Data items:
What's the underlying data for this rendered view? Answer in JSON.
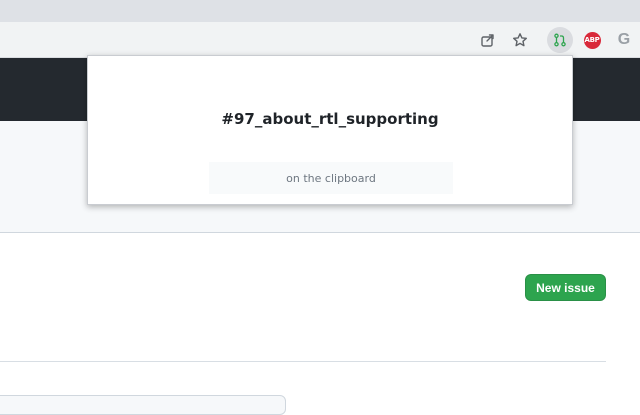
{
  "browser": {
    "toolbar": {
      "icons": [
        "share-icon",
        "bookmark-star-icon",
        "pull-request-extension-icon",
        "adblock-plus-icon",
        "google-icon"
      ],
      "adblock_label": "ABP",
      "google_label": "G"
    }
  },
  "popup": {
    "branch_name": "#97_about_rtl_supporting",
    "status": "on the clipboard"
  },
  "page": {
    "new_issue_label": "New issue"
  },
  "colors": {
    "header_bg": "#24292f",
    "subhead_bg": "#f6f8fa",
    "primary_button": "#2da44e",
    "adblock_red": "#d9293a"
  }
}
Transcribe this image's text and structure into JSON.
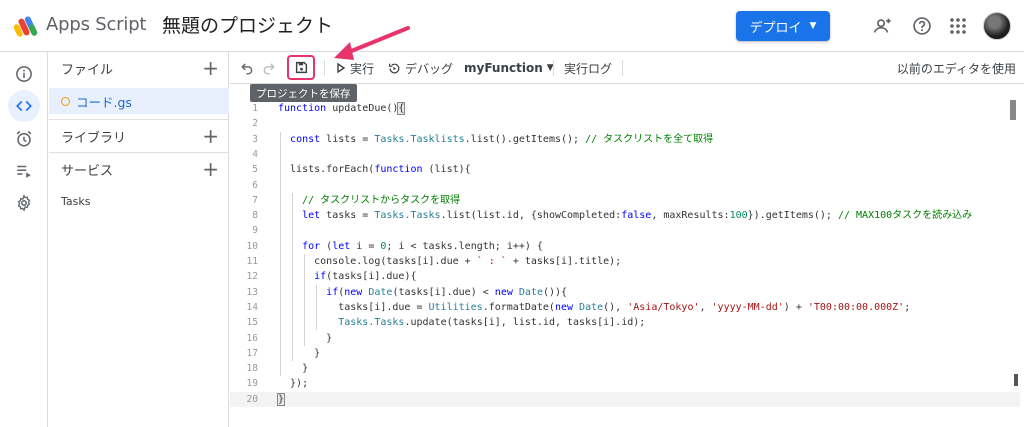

> **Instructions to follow**
Make an exact copy of all entries above, dropping the images.

> **Correct response**
What's the underlying data for this rendered view? Answer in JSON.
{
  "browser": {
    "toolbar": {
      "icons": [
        "share-icon",
        "bookmark-star-icon",
        "pull-request-extension-icon",
        "adblock-plus-icon",
        "google-icon"
      ],
      "adblock_label": "ABP",
      "google_label": "G"
    }
  },
  "popup": {
    "branch_name": "#97_about_rtl_supporting",
    "status": "on the clipboard"
  },
  "page": {
    "new_issue_label": "New issue"
  },
  "colors": {
    "header_bg": "#24292f",
    "subhead_bg": "#f6f8fa",
    "primary_button": "#2da44e",
    "adblock_red": "#d9293a"
  }
}
Transcribe this image's text and structure into JSON.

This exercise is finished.